Entries with figure data
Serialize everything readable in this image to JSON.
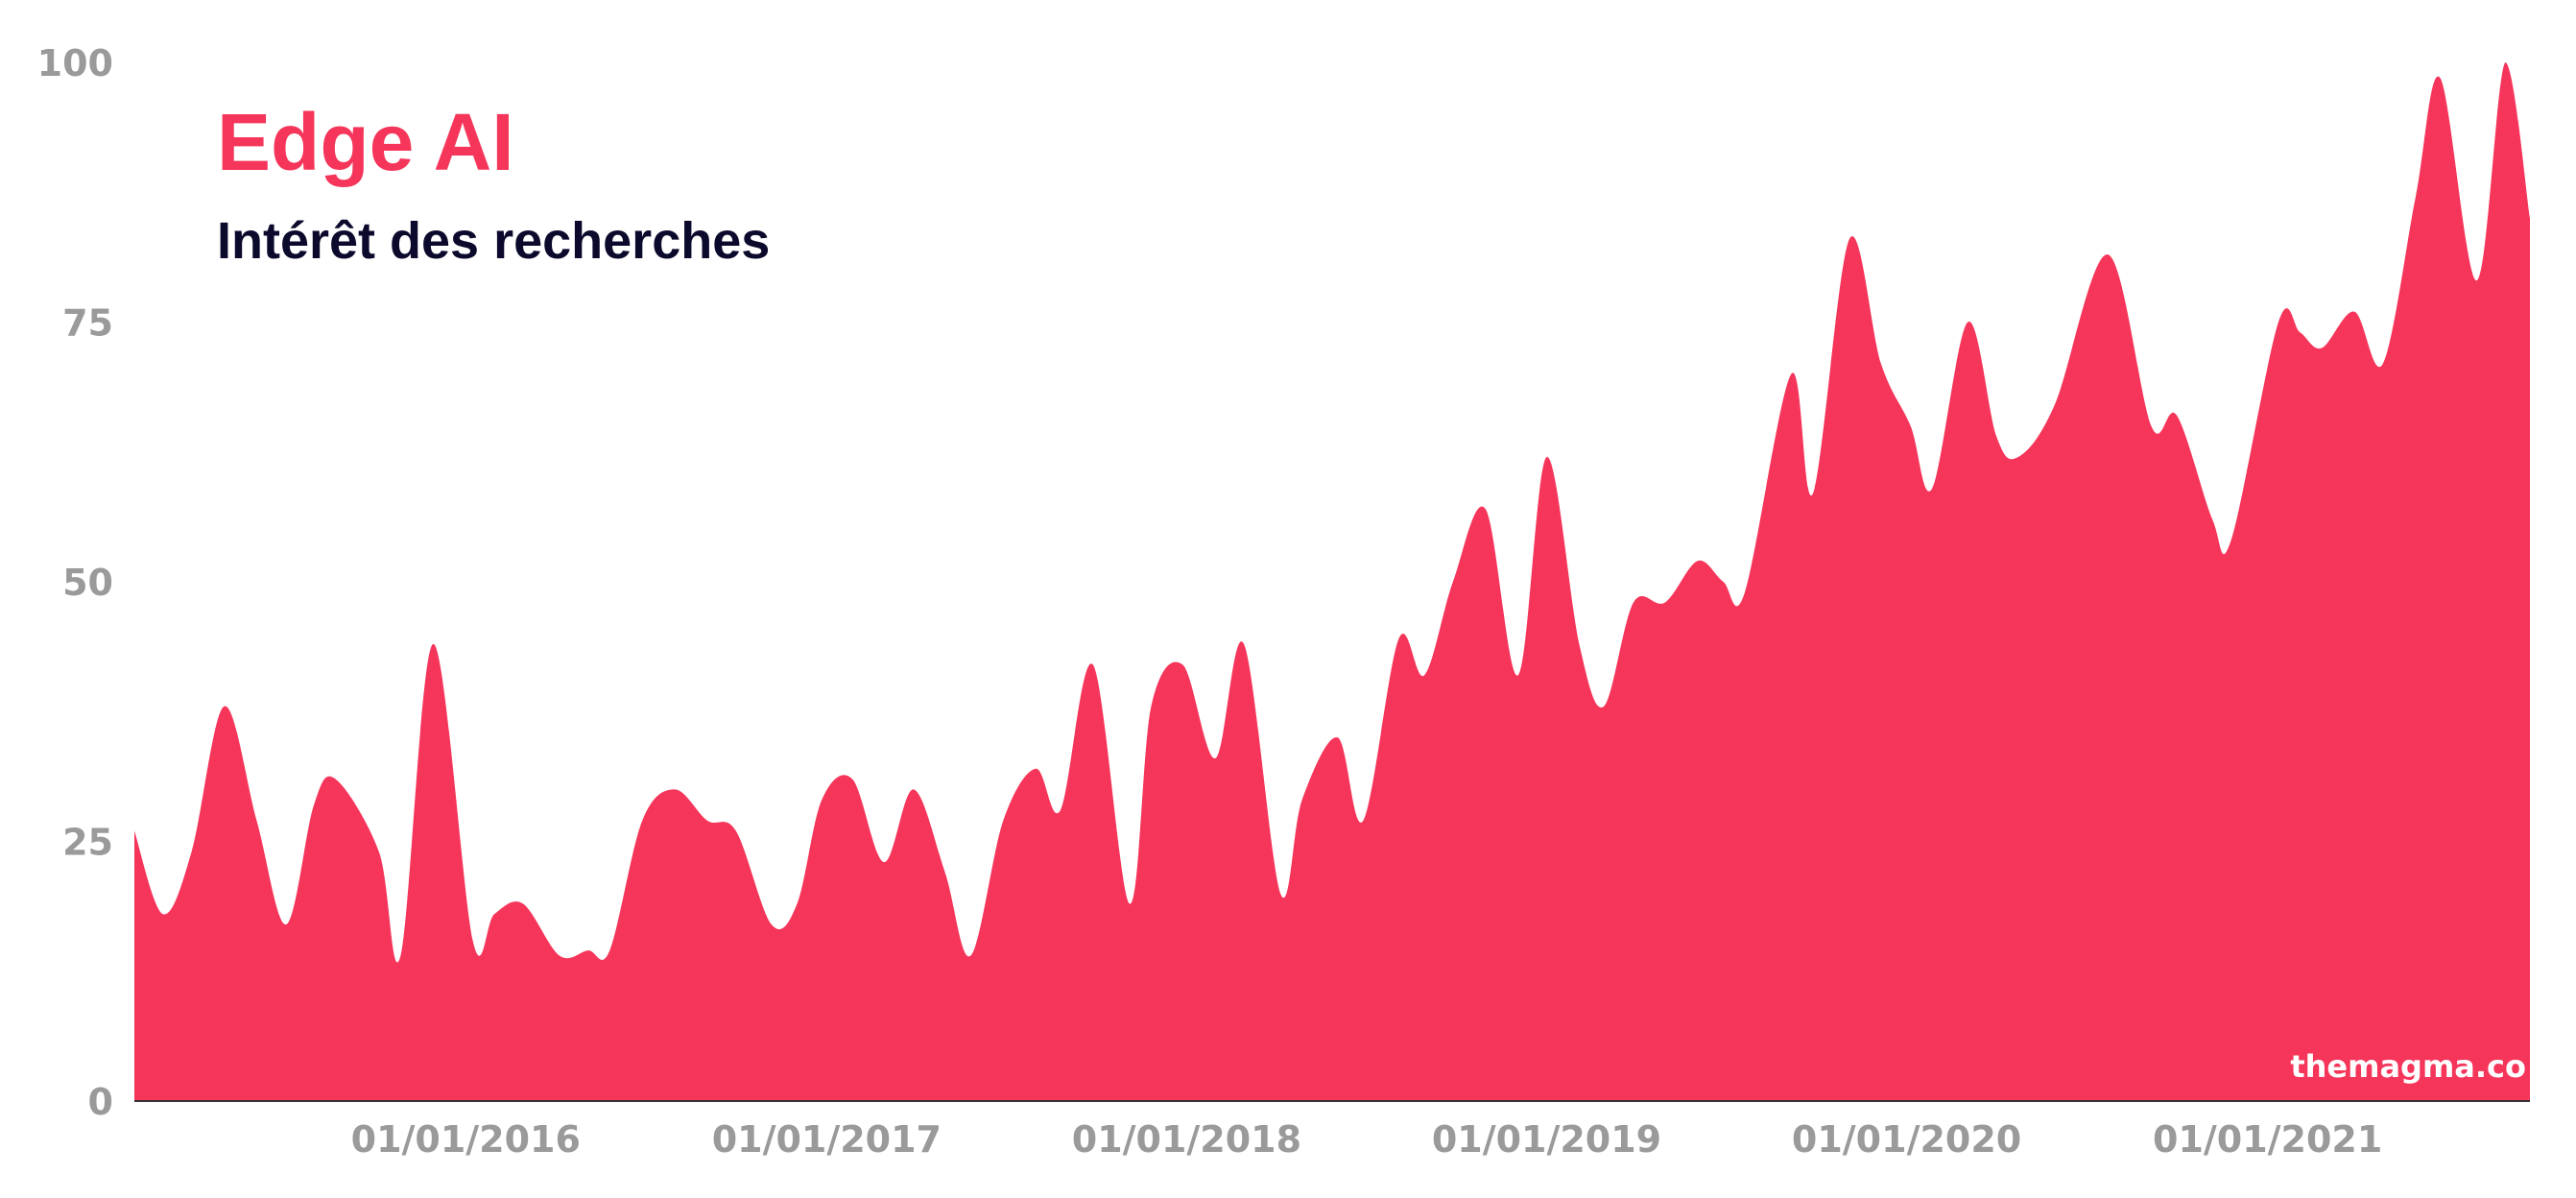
{
  "chart_data": {
    "type": "area",
    "title": "Edge AI",
    "subtitle": "Intérêt des recherches",
    "xlabel": "",
    "ylabel": "",
    "ylim": [
      0,
      100
    ],
    "yticks": [
      "0",
      "25",
      "50",
      "75",
      "100"
    ],
    "xticks": [
      {
        "date": "2016-01-01",
        "label": "01/01/2016"
      },
      {
        "date": "2017-01-01",
        "label": "01/01/2017"
      },
      {
        "date": "2018-01-01",
        "label": "01/01/2018"
      },
      {
        "date": "2019-01-01",
        "label": "01/01/2019"
      },
      {
        "date": "2020-01-01",
        "label": "01/01/2020"
      },
      {
        "date": "2021-01-01",
        "label": "01/01/2021"
      }
    ],
    "xlim": [
      "2015-01-30",
      "2021-09-24"
    ],
    "grid": false,
    "color": "#f5355a",
    "x": [
      "2015-01-30",
      "2015-02-28",
      "2015-03-29",
      "2015-05-01",
      "2015-06-03",
      "2015-07-03",
      "2015-07-31",
      "2015-08-22",
      "2015-10-05",
      "2015-10-27",
      "2015-11-29",
      "2016-01-08",
      "2016-01-30",
      "2016-02-28",
      "2016-04-05",
      "2016-05-04",
      "2016-05-26",
      "2016-06-28",
      "2016-07-31",
      "2016-09-02",
      "2016-10-01",
      "2016-11-06",
      "2016-12-02",
      "2016-12-27",
      "2017-01-27",
      "2017-02-28",
      "2017-03-30",
      "2017-05-01",
      "2017-05-27",
      "2017-06-29",
      "2017-08-01",
      "2017-08-26",
      "2017-09-28",
      "2017-11-04",
      "2017-11-26",
      "2017-12-28",
      "2018-01-30",
      "2018-02-28",
      "2018-04-06",
      "2018-04-28",
      "2018-06-03",
      "2018-06-29",
      "2018-08-04",
      "2018-08-30",
      "2018-09-28",
      "2018-10-31",
      "2018-12-03",
      "2019-01-01",
      "2019-02-03",
      "2019-02-28",
      "2019-03-30",
      "2019-05-01",
      "2019-06-03",
      "2019-06-29",
      "2019-07-21",
      "2019-09-06",
      "2019-09-28",
      "2019-11-04",
      "2019-12-06",
      "2020-01-05",
      "2020-01-27",
      "2020-03-03",
      "2020-04-01",
      "2020-04-23",
      "2020-05-30",
      "2020-07-23",
      "2020-09-05",
      "2020-10-01",
      "2020-11-06",
      "2020-11-25",
      "2021-01-12",
      "2021-02-03",
      "2021-02-25",
      "2021-03-30",
      "2021-04-28",
      "2021-05-31",
      "2021-06-25",
      "2021-08-01",
      "2021-08-30",
      "2021-09-24"
    ],
    "series": [
      {
        "values": [
          26,
          18,
          24,
          38,
          27,
          17,
          28.5,
          31,
          24,
          14,
          44,
          15.5,
          18,
          19,
          14,
          14.5,
          14.5,
          27,
          30,
          27,
          26,
          17,
          19,
          29,
          31,
          23,
          30,
          22,
          14,
          27,
          32,
          28,
          42,
          19,
          38,
          42,
          33,
          44,
          20,
          29,
          35,
          27,
          44.5,
          41,
          50,
          57,
          41,
          62,
          44,
          38,
          48,
          48,
          52,
          50,
          49,
          70,
          58.5,
          83,
          71,
          65,
          59,
          75,
          64,
          62,
          67,
          81.5,
          65,
          66,
          56,
          54,
          75,
          74,
          72.5,
          76,
          71,
          87,
          98.5,
          79,
          100,
          85
        ]
      }
    ]
  },
  "watermark": "themagma.co"
}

= WHAT TO WORK ON =
Look through the records and count each line that holds "date". Write only the total.

= CORRECT RESPONSE =
6